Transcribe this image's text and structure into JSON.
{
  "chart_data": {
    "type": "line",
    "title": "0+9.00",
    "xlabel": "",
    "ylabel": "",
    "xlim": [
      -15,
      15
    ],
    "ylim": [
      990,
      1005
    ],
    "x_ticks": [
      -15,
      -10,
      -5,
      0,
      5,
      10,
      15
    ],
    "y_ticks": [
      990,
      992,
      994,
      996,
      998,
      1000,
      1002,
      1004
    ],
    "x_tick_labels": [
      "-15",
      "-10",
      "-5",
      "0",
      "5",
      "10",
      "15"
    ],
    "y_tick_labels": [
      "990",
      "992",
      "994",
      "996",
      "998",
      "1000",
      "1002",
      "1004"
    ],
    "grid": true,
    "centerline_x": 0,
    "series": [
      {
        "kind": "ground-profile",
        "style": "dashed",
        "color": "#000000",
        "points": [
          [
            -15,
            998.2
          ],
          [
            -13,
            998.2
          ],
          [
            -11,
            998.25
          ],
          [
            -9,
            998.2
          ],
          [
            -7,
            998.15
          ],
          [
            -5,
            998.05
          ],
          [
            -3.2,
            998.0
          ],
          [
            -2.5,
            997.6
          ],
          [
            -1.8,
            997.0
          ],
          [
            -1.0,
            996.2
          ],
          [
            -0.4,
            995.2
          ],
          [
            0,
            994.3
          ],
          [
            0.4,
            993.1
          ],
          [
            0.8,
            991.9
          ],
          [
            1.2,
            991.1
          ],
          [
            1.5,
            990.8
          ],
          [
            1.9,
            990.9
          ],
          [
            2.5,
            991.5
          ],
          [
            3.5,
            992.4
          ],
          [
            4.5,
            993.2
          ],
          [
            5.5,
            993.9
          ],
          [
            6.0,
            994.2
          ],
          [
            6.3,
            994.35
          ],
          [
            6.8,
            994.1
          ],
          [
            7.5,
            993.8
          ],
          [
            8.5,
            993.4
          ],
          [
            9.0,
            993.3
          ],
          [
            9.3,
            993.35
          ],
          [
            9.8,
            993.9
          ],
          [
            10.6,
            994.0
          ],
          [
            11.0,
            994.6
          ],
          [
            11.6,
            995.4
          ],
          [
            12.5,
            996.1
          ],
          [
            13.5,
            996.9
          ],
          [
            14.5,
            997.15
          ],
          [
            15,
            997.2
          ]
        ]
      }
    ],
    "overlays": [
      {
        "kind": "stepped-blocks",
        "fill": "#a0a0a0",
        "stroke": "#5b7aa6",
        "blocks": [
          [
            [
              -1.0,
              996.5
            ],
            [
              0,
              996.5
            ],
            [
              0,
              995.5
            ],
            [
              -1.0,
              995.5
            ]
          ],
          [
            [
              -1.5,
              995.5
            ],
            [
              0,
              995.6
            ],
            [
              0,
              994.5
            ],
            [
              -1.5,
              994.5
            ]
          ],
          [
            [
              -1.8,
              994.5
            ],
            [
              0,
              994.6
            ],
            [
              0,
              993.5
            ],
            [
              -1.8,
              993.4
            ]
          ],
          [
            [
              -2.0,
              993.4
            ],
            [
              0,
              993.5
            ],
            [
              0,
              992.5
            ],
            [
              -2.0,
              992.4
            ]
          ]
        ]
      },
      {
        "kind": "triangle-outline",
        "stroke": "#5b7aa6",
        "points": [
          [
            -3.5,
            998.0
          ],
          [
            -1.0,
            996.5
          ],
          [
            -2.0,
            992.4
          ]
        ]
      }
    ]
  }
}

::::::::

- [Direction] Using the listing above, retype each line exactly.

- [Correct output]
Transcribe this image's text and structure into JSON.
{
  "chart_data": {
    "type": "line",
    "title": "0+9.00",
    "xlabel": "",
    "ylabel": "",
    "xlim": [
      -15,
      15
    ],
    "ylim": [
      990,
      1005
    ],
    "x_ticks": [
      -15,
      -10,
      -5,
      0,
      5,
      10,
      15
    ],
    "y_ticks": [
      990,
      992,
      994,
      996,
      998,
      1000,
      1002,
      1004
    ],
    "x_tick_labels": [
      "-15",
      "-10",
      "-5",
      "0",
      "5",
      "10",
      "15"
    ],
    "y_tick_labels": [
      "990",
      "992",
      "994",
      "996",
      "998",
      "1000",
      "1002",
      "1004"
    ],
    "grid": true,
    "centerline_x": 0,
    "series": [
      {
        "kind": "ground-profile",
        "style": "dashed",
        "color": "#000000",
        "points": [
          [
            -15,
            998.2
          ],
          [
            -13,
            998.2
          ],
          [
            -11,
            998.25
          ],
          [
            -9,
            998.2
          ],
          [
            -7,
            998.15
          ],
          [
            -5,
            998.05
          ],
          [
            -3.2,
            998.0
          ],
          [
            -2.5,
            997.6
          ],
          [
            -1.8,
            997.0
          ],
          [
            -1.0,
            996.2
          ],
          [
            -0.4,
            995.2
          ],
          [
            0,
            994.3
          ],
          [
            0.4,
            993.1
          ],
          [
            0.8,
            991.9
          ],
          [
            1.2,
            991.1
          ],
          [
            1.5,
            990.8
          ],
          [
            1.9,
            990.9
          ],
          [
            2.5,
            991.5
          ],
          [
            3.5,
            992.4
          ],
          [
            4.5,
            993.2
          ],
          [
            5.5,
            993.9
          ],
          [
            6.0,
            994.2
          ],
          [
            6.3,
            994.35
          ],
          [
            6.8,
            994.1
          ],
          [
            7.5,
            993.8
          ],
          [
            8.5,
            993.4
          ],
          [
            9.0,
            993.3
          ],
          [
            9.3,
            993.35
          ],
          [
            9.8,
            993.9
          ],
          [
            10.6,
            994.0
          ],
          [
            11.0,
            994.6
          ],
          [
            11.6,
            995.4
          ],
          [
            12.5,
            996.1
          ],
          [
            13.5,
            996.9
          ],
          [
            14.5,
            997.15
          ],
          [
            15,
            997.2
          ]
        ]
      }
    ],
    "overlays": [
      {
        "kind": "stepped-blocks",
        "fill": "#a0a0a0",
        "stroke": "#5b7aa6",
        "blocks": [
          [
            [
              -1.0,
              996.5
            ],
            [
              0,
              996.5
            ],
            [
              0,
              995.5
            ],
            [
              -1.0,
              995.5
            ]
          ],
          [
            [
              -1.5,
              995.5
            ],
            [
              0,
              995.6
            ],
            [
              0,
              994.5
            ],
            [
              -1.5,
              994.5
            ]
          ],
          [
            [
              -1.8,
              994.5
            ],
            [
              0,
              994.6
            ],
            [
              0,
              993.5
            ],
            [
              -1.8,
              993.4
            ]
          ],
          [
            [
              -2.0,
              993.4
            ],
            [
              0,
              993.5
            ],
            [
              0,
              992.5
            ],
            [
              -2.0,
              992.4
            ]
          ]
        ]
      },
      {
        "kind": "triangle-outline",
        "stroke": "#5b7aa6",
        "points": [
          [
            -3.5,
            998.0
          ],
          [
            -1.0,
            996.5
          ],
          [
            -2.0,
            992.4
          ]
        ]
      }
    ]
  }
}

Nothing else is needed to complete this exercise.